- Short exercise
Search the material below for the word "Üniversitesi". Copy every line that has it.

- Available records
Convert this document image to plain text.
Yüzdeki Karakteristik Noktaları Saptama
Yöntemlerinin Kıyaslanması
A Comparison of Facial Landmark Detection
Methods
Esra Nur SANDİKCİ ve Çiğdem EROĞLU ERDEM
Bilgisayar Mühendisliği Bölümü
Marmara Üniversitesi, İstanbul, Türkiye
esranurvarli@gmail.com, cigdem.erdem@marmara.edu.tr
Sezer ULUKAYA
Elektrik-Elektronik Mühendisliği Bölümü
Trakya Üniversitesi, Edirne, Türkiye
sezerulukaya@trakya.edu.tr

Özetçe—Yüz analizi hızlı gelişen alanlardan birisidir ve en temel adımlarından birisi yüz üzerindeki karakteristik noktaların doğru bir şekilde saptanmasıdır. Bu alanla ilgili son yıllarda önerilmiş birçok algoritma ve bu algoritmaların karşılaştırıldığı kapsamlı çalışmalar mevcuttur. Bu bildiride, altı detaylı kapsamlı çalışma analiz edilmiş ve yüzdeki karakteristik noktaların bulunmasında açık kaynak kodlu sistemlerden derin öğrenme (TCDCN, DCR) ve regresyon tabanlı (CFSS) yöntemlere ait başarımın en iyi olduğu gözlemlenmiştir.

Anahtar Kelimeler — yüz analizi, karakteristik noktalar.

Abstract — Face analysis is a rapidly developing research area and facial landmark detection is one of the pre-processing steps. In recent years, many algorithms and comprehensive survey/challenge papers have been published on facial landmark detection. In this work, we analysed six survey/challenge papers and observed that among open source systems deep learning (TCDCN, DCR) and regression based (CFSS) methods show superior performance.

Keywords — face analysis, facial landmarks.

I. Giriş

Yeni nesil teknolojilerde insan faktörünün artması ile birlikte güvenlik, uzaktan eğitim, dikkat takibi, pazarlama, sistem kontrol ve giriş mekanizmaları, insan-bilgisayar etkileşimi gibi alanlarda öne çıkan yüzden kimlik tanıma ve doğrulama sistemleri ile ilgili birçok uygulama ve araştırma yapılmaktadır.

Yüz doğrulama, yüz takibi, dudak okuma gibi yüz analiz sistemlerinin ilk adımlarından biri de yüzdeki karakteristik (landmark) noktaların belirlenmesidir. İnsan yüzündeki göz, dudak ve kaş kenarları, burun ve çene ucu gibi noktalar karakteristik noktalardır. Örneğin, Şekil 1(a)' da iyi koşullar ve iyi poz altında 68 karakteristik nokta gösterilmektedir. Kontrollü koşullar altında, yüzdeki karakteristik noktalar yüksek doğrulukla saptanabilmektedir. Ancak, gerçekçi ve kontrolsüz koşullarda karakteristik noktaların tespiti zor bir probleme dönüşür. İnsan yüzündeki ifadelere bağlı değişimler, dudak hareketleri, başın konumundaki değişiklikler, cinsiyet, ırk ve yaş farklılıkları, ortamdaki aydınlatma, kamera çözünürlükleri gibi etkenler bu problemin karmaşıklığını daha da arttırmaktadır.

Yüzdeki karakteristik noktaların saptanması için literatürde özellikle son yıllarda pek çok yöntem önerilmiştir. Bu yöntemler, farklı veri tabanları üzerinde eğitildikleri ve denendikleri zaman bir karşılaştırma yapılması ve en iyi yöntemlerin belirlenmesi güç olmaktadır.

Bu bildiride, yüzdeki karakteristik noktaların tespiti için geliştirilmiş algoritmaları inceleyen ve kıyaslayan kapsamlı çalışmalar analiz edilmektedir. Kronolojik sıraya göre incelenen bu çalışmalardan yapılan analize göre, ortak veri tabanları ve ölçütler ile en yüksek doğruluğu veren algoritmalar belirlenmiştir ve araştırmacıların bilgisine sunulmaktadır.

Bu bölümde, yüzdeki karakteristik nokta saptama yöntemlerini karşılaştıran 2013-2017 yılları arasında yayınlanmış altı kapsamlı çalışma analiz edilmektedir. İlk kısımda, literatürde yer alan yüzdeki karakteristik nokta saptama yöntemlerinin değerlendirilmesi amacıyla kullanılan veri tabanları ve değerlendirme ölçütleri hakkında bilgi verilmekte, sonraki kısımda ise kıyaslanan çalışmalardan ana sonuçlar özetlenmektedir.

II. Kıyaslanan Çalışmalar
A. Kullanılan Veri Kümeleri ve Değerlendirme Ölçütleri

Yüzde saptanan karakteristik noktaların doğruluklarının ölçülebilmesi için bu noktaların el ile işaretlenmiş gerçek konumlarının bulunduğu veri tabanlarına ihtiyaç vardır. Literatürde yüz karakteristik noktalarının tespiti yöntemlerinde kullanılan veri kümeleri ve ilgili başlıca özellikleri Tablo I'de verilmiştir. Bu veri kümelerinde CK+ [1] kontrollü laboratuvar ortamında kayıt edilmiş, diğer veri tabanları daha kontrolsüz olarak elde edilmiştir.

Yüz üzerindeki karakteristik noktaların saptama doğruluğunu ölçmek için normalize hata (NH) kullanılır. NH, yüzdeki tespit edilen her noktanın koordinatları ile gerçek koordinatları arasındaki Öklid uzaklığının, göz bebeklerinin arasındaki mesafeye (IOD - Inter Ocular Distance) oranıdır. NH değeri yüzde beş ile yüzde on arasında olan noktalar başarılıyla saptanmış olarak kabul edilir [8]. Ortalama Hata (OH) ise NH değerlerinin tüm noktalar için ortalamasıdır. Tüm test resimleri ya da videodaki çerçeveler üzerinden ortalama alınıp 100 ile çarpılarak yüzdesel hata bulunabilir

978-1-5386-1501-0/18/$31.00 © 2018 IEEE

- Written response
Marmara Üniversitesi, İstanbul, Türkiye
Trakya Üniversitesi, Edirne, Türkiye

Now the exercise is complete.